**THE INPUT:**
======

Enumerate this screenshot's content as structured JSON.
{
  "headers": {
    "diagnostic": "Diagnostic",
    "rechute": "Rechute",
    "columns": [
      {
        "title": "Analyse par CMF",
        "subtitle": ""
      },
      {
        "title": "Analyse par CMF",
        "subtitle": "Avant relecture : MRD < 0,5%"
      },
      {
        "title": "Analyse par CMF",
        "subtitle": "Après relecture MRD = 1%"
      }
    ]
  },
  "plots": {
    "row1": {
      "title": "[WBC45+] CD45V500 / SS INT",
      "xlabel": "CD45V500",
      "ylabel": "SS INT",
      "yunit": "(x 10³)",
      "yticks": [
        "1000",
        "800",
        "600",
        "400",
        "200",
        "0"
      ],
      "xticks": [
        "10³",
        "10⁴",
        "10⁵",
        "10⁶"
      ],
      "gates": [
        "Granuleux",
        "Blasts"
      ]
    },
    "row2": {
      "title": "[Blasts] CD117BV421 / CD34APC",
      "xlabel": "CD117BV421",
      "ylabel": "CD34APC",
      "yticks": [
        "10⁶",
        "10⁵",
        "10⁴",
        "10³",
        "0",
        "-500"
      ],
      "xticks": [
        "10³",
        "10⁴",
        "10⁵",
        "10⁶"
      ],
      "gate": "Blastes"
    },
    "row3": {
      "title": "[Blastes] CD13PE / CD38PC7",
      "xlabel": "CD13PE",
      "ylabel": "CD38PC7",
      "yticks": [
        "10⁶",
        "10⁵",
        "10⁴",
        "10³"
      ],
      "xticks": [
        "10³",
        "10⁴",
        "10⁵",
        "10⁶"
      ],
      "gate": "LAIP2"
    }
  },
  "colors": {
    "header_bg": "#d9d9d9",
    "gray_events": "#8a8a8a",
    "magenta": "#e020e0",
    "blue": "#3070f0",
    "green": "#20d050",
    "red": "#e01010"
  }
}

======

**AIM:** Write out the entire listing exactly.

**FINISHED ANSWER:**
Enumerate this screenshot's content as structured JSON.
{
  "headers": {
    "diagnostic": "Diagnostic",
    "rechute": "Rechute",
    "columns": [
      {
        "title": "Analyse par CMF",
        "subtitle": ""
      },
      {
        "title": "Analyse par CMF",
        "subtitle": "Avant relecture : MRD < 0,5%"
      },
      {
        "title": "Analyse par CMF",
        "subtitle": "Après relecture MRD = 1%"
      }
    ]
  },
  "plots": {
    "row1": {
      "title": "[WBC45+] CD45V500 / SS INT",
      "xlabel": "CD45V500",
      "ylabel": "SS INT",
      "yunit": "(x 10³)",
      "yticks": [
        "1000",
        "800",
        "600",
        "400",
        "200",
        "0"
      ],
      "xticks": [
        "10³",
        "10⁴",
        "10⁵",
        "10⁶"
      ],
      "gates": [
        "Granuleux",
        "Blasts"
      ]
    },
    "row2": {
      "title": "[Blasts] CD117BV421 / CD34APC",
      "xlabel": "CD117BV421",
      "ylabel": "CD34APC",
      "yticks": [
        "10⁶",
        "10⁵",
        "10⁴",
        "10³",
        "0",
        "-500"
      ],
      "xticks": [
        "10³",
        "10⁴",
        "10⁵",
        "10⁶"
      ],
      "gate": "Blastes"
    },
    "row3": {
      "title": "[Blastes] CD13PE / CD38PC7",
      "xlabel": "CD13PE",
      "ylabel": "CD38PC7",
      "yticks": [
        "10⁶",
        "10⁵",
        "10⁴",
        "10³"
      ],
      "xticks": [
        "10³",
        "10⁴",
        "10⁵",
        "10⁶"
      ],
      "gate": "LAIP2"
    }
  },
  "colors": {
    "header_bg": "#d9d9d9",
    "gray_events": "#8a8a8a",
    "magenta": "#e020e0",
    "blue": "#3070f0",
    "green": "#20d050",
    "red": "#e01010"
  }
}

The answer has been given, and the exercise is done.